Ms. Aditi Malviya presented a poster at the International Conference on Emerging Trends and Challenges in Open, Distance, Digital and Blended Learning (OBBDL) showcasing how the AuroScholar programme, through competency-based assessments supported by strong capacity building and quality assurance mechanisms, can contribute to improved student learning outcomes.

 

Assessment as a Tool for Competency-Based Learning

AuroScholar is built on the principle that assessment should actively support learning, not just measure it. This programme offers short, curriculum-aligned quizzes for students in Classes 1 to 12, encouraging regular practice and deeper conceptual understanding.

The programme also integrates a micro-scholarship model to improve motivation. Students who achieve defined performance benchmarks receive small financial incentives, reinforcing consistent effort and sustained engagement with learning.

By aligning assessments with clearly defined learning outcomes, AuroScholar supports competency-based approach to learning, where student progress is determined by demonstrated mastery rather than peer comparison. This shifts assessment from a summative exercise to a continuous, learning-oriented intervention.

Page segmentation data:
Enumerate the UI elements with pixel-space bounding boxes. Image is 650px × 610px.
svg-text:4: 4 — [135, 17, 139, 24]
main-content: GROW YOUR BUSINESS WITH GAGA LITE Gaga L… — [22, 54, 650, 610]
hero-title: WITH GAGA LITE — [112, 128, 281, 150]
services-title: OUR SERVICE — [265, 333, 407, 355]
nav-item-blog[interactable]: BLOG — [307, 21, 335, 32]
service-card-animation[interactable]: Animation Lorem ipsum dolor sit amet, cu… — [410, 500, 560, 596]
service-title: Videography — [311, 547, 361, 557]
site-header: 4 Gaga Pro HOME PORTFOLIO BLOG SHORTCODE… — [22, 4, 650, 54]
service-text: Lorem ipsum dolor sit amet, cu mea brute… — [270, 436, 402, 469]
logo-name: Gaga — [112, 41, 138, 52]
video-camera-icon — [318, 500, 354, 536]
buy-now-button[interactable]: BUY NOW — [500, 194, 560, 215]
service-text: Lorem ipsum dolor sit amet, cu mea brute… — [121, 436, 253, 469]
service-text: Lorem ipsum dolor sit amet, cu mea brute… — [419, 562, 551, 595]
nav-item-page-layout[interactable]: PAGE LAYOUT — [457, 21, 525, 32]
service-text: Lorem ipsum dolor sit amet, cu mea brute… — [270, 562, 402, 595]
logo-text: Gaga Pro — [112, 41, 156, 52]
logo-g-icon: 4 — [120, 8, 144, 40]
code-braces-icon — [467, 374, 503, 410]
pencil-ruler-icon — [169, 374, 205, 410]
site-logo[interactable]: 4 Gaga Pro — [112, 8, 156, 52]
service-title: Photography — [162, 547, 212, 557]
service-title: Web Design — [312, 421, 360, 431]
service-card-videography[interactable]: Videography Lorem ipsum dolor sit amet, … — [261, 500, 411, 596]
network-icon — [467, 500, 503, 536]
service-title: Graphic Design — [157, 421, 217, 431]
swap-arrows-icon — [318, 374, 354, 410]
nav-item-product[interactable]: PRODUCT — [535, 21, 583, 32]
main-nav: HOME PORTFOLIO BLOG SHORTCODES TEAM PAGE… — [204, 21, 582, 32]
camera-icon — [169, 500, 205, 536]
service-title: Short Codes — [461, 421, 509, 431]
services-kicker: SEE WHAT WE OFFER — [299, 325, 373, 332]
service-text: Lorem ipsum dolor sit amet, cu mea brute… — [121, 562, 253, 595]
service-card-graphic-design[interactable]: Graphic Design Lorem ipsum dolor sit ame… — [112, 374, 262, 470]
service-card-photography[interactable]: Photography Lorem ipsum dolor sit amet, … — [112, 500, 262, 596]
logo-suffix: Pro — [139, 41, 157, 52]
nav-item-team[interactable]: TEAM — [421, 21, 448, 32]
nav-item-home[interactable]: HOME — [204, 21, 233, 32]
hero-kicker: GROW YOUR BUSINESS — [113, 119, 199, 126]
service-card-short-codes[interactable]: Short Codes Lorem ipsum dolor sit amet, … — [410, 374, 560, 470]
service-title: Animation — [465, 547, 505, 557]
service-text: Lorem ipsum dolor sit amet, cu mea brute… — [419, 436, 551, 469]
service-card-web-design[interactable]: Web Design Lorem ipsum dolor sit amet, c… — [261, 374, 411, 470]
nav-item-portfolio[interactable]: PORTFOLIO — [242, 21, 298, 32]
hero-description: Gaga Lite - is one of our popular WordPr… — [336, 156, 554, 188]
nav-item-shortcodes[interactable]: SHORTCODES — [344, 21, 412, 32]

Work task:
Write the next part of the AuroScholar passage, starting right after its last sentence. These items are separate material unrelated to the AuroScholar passage.

Written answer:
 

The Role of ACER in Capacity Building

As AuroScholar scaled to reach millions of learners, ensuring the quality of assessments became increasingly critical. SAS partnered with the Australian Council for Educational Research (ACER) to strengthen internal assessment design capacity and establish standardised quality assurance processes.

ACER implemented a structured capacity-building model through a series of adaptive workshops conducted over time. These workshops focused on:

  • Competency-based item design
  • Writing high-quality assessment items
  • Developing higher-order thinking questions
  • Improving distractor quality
  • Understanding quality assurance standards

Notably, the workshop content was informed by insights from continuous quality reviews ensuring that the training addressed real and emerging challenges in assessment development.

The programme demonstrated that assessment development improves through continuous training, feedback, and practice, rather than through one-time training interventions.

 

Establishing a Strong Quality Assurance System

ACER also supported the development of a standardised quality assurance framework to ensure maintenance of consistency and reliability of assessment items at scale. Items were systematically reviewed and categorized as accepted, sent for revision, or rejected based on clearly defined quality standards.

Monthly feedback reports enabled assessment developers to progressively improve item quality over time. The findings reinforce that quality assurance is a core requirement for any large-scale competency-based assessment programme. Regular feedback, external expert inputs, and periodic independent reviews plays a critical role in strengthening assessment validity, reliability and fairness.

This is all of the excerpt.